_Problem requirements_
Every line that contains the word "hist" should be copied out.

_Entries shown_
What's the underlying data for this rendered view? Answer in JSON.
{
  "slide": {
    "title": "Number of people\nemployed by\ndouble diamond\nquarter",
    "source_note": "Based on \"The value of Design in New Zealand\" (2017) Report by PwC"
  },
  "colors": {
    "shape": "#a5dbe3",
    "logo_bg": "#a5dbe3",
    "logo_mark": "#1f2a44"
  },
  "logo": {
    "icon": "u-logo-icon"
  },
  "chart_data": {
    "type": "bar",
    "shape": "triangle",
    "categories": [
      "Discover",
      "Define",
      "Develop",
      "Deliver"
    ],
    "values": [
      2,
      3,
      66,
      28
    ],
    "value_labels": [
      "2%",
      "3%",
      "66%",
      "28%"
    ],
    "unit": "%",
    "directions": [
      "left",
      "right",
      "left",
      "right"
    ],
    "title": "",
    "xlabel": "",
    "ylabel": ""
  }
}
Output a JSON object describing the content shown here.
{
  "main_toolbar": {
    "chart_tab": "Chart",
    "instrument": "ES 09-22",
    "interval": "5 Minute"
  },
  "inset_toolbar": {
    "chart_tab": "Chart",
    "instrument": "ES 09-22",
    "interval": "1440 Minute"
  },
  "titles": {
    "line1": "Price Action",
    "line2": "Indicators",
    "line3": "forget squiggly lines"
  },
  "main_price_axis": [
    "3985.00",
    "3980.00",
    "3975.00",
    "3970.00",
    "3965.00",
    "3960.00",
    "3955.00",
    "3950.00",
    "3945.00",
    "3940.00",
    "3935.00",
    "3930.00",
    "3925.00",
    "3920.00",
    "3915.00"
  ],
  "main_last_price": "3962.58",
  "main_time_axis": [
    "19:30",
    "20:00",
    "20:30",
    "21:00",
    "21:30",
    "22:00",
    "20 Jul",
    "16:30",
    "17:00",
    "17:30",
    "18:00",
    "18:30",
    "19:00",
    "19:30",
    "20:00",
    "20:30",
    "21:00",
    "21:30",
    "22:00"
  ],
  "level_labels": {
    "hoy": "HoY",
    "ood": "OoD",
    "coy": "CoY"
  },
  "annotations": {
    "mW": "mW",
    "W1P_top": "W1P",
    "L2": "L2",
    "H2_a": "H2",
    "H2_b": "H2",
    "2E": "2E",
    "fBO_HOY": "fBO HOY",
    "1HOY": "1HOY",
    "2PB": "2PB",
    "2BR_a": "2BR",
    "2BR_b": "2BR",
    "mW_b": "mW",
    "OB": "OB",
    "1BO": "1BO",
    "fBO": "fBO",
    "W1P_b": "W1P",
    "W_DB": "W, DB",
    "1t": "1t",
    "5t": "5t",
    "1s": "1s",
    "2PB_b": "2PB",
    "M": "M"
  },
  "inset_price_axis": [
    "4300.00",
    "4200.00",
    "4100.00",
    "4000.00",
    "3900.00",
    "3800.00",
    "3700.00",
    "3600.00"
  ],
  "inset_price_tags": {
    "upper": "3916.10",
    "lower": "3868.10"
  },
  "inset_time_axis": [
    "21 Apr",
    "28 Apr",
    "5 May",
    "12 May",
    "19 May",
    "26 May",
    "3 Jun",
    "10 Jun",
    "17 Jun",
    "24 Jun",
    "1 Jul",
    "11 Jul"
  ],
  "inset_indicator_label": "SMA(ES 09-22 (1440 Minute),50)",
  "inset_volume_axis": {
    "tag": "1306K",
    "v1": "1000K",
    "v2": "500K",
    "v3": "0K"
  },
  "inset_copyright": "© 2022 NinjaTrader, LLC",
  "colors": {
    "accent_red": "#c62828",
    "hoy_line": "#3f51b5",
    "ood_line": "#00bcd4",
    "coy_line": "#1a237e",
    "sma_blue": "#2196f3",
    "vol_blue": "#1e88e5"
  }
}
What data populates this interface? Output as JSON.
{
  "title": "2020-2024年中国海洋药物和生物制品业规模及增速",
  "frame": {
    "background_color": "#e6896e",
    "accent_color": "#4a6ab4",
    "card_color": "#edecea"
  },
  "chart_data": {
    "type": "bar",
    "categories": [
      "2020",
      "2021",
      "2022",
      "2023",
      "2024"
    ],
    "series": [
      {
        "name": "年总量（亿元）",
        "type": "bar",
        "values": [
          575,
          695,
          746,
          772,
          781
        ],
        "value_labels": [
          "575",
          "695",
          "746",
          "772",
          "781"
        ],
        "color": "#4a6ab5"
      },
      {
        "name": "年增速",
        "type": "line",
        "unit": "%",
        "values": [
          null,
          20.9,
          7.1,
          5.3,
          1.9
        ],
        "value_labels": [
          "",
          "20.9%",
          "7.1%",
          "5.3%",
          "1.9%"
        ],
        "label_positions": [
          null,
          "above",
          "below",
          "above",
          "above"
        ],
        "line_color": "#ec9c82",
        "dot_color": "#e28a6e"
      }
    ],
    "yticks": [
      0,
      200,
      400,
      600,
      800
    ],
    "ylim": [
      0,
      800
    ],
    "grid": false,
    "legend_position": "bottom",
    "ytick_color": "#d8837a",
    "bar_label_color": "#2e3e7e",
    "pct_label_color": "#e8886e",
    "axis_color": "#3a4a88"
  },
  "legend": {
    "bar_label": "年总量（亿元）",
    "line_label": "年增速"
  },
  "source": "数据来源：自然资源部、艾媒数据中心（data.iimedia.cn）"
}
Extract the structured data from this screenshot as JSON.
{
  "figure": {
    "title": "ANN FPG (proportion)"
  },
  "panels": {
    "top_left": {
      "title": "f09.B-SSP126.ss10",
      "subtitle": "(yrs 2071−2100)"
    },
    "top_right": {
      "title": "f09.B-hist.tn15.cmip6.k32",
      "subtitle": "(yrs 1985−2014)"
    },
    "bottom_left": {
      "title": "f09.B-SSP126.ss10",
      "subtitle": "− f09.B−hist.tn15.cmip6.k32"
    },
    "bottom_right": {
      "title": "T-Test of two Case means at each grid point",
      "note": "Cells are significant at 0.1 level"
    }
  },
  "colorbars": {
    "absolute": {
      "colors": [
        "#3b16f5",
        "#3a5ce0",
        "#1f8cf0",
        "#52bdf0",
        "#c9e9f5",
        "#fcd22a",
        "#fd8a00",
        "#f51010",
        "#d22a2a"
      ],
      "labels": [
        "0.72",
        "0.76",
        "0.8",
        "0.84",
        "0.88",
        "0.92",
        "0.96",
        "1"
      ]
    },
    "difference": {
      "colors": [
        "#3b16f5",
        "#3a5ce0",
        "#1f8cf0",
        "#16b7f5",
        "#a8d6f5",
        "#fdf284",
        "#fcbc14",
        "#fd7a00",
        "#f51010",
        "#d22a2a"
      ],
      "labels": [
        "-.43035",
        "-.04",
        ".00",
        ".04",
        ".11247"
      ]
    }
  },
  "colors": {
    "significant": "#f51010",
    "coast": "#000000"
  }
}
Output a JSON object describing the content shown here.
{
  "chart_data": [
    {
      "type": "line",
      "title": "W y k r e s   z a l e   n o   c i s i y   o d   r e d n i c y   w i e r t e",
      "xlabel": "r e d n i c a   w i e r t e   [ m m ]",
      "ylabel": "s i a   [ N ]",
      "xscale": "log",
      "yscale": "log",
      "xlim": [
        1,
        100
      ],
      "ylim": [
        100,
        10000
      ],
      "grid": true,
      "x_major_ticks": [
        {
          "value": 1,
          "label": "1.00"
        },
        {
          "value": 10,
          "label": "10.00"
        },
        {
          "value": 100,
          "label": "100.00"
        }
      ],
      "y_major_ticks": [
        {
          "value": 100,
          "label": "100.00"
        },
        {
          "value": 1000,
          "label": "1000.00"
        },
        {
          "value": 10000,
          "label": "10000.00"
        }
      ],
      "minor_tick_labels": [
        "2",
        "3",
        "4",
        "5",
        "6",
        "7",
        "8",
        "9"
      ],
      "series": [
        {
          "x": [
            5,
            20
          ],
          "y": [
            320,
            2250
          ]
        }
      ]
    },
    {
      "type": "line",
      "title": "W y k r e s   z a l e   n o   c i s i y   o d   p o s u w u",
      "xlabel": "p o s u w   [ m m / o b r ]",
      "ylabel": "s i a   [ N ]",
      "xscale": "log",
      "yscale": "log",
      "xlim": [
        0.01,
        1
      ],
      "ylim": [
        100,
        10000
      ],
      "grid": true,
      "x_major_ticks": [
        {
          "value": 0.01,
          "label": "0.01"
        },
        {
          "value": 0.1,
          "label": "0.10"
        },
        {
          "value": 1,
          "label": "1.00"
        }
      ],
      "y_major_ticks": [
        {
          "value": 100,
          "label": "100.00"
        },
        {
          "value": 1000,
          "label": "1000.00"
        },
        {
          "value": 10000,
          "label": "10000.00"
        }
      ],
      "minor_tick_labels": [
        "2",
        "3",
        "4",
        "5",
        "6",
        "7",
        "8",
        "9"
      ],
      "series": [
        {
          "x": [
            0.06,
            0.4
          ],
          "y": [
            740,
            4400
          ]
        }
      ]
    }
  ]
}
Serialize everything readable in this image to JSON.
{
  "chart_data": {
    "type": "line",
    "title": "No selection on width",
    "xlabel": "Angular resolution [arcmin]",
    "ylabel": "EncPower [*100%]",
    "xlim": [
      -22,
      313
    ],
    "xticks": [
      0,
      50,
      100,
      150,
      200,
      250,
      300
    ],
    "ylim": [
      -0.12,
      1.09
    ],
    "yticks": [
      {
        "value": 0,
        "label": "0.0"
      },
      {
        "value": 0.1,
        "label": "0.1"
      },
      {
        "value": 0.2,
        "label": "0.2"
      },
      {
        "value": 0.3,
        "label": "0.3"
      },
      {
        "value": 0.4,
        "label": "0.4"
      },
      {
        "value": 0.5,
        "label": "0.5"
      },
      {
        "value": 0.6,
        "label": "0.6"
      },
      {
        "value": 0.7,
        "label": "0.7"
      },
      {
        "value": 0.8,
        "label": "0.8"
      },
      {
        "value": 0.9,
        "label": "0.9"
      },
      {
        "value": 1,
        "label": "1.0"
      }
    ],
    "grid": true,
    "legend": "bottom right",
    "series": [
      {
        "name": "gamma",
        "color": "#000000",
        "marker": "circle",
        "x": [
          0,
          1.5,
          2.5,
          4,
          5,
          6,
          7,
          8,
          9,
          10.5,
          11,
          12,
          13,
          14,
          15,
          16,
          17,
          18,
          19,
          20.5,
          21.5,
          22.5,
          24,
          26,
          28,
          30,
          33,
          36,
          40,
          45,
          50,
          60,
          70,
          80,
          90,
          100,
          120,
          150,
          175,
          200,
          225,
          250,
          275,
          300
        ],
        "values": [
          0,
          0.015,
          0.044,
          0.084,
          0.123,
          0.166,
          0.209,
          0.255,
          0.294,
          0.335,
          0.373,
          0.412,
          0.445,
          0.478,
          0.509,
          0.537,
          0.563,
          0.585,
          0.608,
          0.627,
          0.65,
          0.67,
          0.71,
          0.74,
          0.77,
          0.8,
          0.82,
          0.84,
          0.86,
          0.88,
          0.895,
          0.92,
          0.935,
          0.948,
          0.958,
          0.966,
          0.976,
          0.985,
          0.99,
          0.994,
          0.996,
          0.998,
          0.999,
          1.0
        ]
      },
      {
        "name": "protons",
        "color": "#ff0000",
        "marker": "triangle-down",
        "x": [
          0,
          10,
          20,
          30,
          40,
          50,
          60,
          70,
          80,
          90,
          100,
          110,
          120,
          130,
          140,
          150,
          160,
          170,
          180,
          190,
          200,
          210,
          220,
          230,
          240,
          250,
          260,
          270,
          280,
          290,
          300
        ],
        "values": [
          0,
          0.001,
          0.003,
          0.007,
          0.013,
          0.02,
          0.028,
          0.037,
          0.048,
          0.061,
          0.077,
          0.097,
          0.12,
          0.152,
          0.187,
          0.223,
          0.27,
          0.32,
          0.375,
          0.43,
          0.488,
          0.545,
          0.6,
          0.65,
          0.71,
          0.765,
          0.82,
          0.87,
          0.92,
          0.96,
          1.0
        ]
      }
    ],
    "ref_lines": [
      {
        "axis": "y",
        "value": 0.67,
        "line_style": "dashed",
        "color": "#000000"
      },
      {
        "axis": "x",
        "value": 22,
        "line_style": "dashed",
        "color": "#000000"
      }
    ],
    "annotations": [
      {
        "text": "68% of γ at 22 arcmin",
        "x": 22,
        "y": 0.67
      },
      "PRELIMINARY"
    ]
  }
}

_Final result_
      "title": "f09.B-hist.tn15.cmip6.k32",
      "subtitle": "− f09.B−hist.tn15.cmip6.k32"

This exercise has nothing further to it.